**EXCERPTED DATA**:

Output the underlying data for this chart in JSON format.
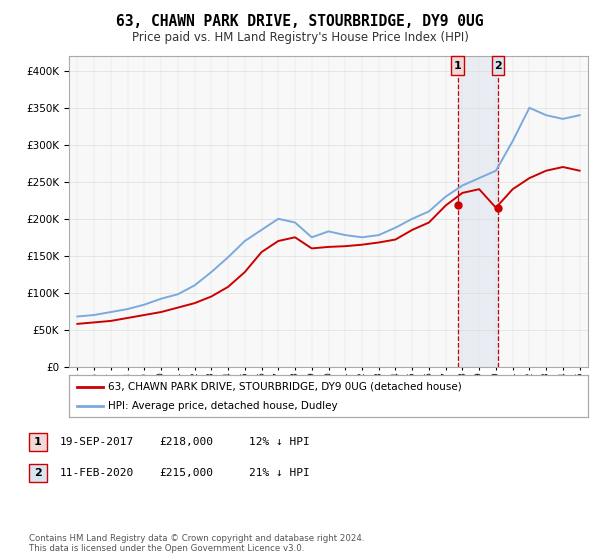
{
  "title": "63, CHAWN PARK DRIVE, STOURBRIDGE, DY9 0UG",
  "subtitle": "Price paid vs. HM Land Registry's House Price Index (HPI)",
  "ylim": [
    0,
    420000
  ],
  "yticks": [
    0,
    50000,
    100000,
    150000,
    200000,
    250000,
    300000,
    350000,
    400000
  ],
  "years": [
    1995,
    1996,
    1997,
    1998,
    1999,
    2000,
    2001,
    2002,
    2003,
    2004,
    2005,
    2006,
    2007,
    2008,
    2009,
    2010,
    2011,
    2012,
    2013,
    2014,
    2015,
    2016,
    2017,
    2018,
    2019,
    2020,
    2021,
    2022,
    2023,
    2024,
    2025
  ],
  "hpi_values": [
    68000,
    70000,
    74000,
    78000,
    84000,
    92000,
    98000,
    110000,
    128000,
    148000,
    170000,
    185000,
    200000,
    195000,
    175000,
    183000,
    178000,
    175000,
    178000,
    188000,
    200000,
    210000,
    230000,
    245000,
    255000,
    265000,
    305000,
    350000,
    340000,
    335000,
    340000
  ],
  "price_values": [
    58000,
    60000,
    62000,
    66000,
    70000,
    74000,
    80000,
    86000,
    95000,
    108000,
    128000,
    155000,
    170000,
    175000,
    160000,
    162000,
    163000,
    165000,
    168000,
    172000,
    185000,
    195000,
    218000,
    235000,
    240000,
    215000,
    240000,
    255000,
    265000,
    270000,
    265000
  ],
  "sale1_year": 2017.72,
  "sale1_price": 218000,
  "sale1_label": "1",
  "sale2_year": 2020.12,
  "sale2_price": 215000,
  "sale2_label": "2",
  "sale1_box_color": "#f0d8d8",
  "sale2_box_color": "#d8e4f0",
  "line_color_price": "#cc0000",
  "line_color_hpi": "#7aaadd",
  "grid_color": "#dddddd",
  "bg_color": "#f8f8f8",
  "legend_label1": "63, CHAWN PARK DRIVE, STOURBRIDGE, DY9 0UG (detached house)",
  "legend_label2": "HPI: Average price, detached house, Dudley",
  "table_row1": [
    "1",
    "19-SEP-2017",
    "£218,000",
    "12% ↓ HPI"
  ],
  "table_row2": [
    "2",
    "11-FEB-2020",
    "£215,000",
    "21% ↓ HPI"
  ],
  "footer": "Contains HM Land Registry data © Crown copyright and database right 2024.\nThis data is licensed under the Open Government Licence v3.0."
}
...
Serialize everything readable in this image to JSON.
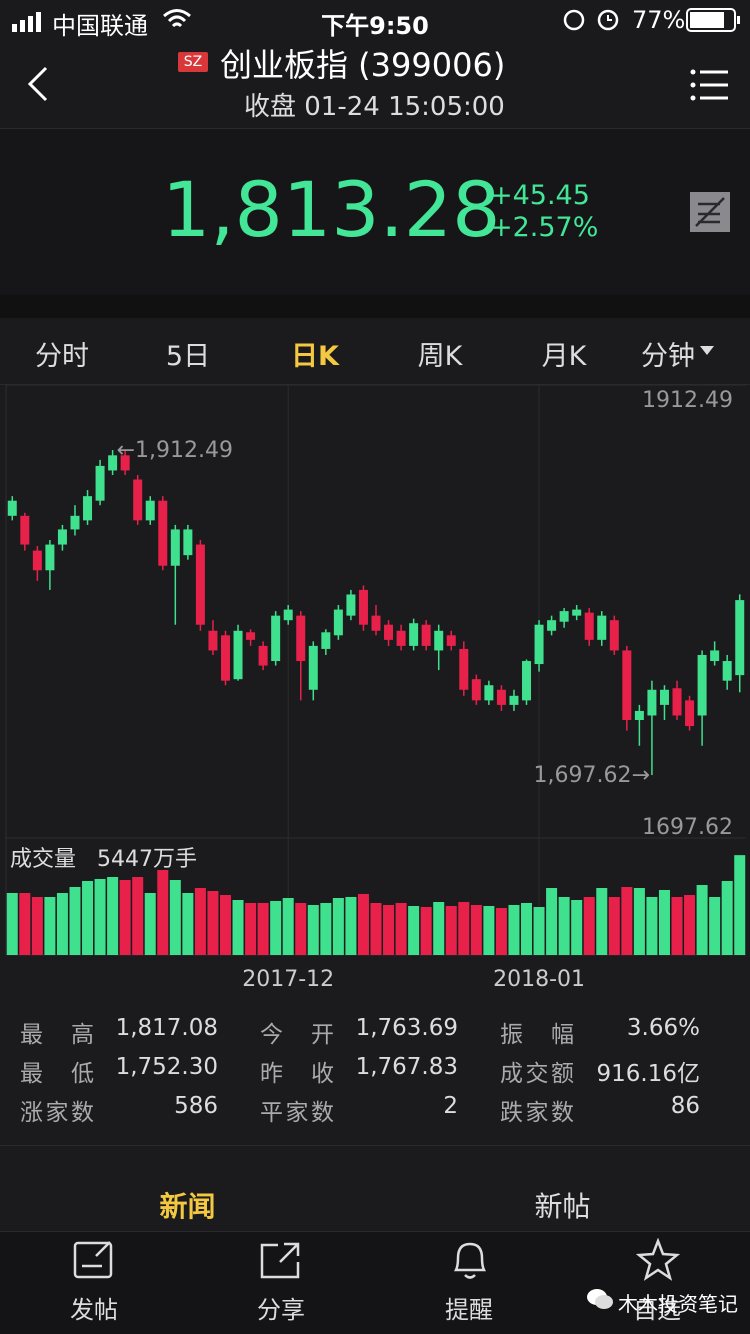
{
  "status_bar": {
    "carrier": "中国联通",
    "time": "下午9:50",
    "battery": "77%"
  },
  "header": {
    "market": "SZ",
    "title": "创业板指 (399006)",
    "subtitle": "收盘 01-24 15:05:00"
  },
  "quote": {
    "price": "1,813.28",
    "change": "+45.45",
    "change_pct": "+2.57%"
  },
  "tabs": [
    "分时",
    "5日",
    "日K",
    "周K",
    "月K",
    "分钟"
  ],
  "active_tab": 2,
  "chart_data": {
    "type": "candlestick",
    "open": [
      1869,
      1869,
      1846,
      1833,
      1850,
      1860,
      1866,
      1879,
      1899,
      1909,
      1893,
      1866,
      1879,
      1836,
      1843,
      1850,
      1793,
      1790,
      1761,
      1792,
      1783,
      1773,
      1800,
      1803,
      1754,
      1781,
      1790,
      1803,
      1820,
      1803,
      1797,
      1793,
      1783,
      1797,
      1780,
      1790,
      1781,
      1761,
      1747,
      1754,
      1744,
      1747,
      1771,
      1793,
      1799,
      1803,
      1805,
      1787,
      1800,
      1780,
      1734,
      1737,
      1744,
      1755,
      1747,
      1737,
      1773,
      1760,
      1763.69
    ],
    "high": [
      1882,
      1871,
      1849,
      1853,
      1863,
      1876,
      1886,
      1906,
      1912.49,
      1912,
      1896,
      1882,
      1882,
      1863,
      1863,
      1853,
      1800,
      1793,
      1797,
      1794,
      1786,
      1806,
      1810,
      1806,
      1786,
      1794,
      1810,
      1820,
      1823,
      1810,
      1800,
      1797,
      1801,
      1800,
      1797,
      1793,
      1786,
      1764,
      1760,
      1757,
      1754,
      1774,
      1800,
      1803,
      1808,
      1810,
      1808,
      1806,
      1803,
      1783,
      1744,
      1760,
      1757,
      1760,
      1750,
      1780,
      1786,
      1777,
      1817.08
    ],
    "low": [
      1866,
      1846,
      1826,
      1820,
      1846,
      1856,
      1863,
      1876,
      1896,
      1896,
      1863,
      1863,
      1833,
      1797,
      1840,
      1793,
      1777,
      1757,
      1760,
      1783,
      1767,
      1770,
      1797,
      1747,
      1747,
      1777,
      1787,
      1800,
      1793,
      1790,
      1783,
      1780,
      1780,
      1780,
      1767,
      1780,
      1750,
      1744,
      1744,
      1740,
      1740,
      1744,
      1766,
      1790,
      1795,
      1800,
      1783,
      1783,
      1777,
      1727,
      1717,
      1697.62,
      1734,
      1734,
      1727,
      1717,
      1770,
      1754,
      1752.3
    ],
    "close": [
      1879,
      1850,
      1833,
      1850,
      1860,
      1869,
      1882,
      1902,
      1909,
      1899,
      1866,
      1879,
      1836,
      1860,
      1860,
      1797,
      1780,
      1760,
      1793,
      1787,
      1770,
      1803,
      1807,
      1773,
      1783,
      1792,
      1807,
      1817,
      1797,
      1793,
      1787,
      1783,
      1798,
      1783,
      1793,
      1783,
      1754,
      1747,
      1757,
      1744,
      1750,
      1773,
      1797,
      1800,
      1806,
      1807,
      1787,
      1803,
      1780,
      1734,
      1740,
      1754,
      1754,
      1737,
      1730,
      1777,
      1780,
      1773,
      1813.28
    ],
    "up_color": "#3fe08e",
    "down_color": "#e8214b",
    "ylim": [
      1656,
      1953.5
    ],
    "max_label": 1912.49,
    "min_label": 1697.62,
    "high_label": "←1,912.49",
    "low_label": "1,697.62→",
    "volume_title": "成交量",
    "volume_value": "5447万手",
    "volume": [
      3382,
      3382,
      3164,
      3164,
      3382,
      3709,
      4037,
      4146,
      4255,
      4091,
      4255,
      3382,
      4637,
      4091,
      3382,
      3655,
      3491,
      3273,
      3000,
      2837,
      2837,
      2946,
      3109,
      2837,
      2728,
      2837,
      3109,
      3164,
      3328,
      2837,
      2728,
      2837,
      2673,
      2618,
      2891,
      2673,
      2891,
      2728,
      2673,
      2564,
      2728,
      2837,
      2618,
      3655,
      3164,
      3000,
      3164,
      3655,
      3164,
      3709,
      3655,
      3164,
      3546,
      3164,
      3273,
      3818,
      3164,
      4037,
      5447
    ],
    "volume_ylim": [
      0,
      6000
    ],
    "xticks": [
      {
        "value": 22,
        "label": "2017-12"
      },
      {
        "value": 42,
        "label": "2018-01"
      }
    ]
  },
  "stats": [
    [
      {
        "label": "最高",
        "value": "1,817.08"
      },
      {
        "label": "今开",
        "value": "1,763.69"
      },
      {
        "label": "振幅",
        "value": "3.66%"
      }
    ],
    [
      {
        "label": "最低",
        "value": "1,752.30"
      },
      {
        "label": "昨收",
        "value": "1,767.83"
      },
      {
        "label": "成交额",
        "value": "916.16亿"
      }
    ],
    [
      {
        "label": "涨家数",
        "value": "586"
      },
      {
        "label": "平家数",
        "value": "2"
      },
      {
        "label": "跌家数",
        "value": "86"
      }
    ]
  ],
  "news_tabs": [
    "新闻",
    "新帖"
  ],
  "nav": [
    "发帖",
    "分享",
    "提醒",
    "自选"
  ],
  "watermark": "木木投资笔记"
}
...
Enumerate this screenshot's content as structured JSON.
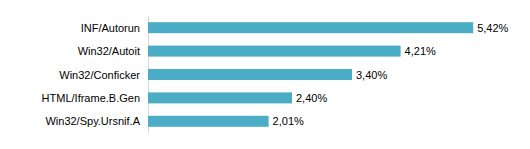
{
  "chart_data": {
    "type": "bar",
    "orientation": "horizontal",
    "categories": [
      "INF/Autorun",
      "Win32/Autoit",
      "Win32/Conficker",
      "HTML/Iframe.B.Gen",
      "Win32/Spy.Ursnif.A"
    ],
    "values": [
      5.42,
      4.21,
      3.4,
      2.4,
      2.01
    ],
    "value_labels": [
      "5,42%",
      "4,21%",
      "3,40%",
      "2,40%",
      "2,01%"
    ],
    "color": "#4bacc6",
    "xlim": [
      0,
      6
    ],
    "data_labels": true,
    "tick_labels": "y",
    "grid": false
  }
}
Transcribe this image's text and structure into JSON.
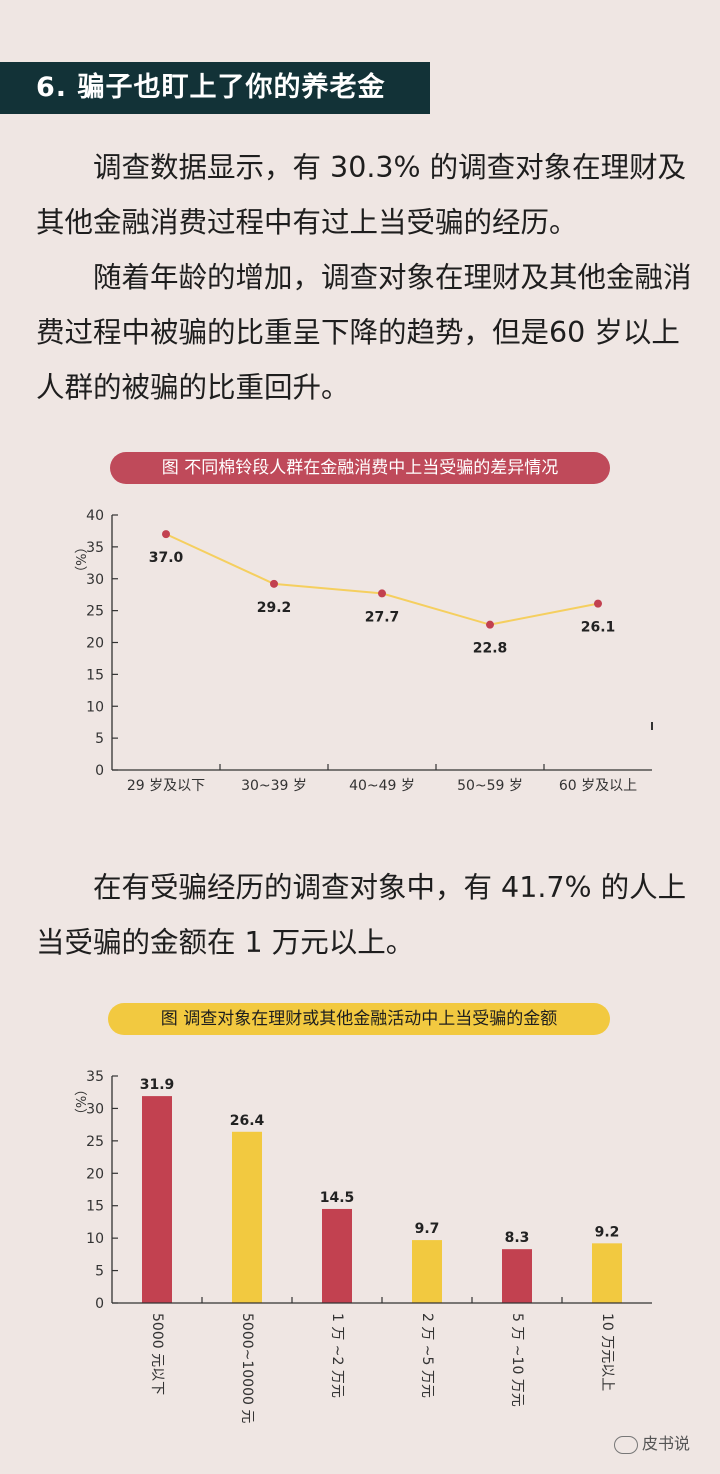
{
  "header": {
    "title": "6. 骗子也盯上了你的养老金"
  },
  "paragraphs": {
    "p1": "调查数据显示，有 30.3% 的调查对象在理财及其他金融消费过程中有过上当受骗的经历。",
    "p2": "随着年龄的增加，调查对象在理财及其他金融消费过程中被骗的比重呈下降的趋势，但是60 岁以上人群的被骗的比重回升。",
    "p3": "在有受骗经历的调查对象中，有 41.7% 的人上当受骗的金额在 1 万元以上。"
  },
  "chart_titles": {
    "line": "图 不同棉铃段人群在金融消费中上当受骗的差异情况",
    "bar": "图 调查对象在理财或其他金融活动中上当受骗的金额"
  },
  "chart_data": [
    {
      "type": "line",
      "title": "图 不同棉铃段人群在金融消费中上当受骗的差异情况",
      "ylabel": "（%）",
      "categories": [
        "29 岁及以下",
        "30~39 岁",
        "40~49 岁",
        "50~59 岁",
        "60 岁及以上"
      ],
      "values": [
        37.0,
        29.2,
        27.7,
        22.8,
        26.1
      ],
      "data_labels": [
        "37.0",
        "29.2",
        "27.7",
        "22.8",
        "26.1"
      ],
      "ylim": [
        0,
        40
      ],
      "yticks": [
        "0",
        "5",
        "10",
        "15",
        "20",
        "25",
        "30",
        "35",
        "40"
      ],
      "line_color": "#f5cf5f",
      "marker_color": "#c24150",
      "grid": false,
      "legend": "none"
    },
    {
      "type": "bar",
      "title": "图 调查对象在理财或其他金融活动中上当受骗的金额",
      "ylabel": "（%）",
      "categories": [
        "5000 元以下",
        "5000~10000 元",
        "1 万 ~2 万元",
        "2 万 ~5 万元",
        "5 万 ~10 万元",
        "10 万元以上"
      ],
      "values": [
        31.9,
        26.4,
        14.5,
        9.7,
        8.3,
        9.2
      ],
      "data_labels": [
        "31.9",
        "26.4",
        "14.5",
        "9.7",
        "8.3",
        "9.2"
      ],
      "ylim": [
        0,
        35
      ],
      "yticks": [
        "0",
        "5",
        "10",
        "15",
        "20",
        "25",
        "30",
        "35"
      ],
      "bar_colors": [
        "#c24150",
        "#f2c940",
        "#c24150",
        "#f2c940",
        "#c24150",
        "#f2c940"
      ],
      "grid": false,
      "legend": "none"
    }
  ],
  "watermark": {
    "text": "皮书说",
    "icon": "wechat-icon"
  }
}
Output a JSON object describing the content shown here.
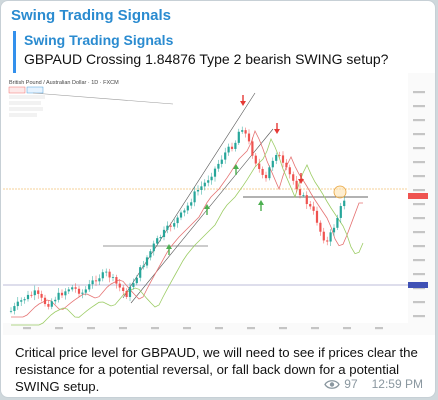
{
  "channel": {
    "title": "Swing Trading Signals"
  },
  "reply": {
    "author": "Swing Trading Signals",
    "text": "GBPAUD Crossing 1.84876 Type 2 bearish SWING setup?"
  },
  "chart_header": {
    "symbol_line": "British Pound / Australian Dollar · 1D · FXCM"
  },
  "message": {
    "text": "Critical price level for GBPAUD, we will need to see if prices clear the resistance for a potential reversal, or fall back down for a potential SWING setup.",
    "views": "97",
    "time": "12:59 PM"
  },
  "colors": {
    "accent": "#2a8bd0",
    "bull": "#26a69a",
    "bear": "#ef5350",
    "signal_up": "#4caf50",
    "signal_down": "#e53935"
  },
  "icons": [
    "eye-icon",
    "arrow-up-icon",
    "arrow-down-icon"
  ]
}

**WHAT YOU NEED TO DO**: Write down only how many lines in the listing contain the word "PARK".

**EXPECTED OUTPUT**: 2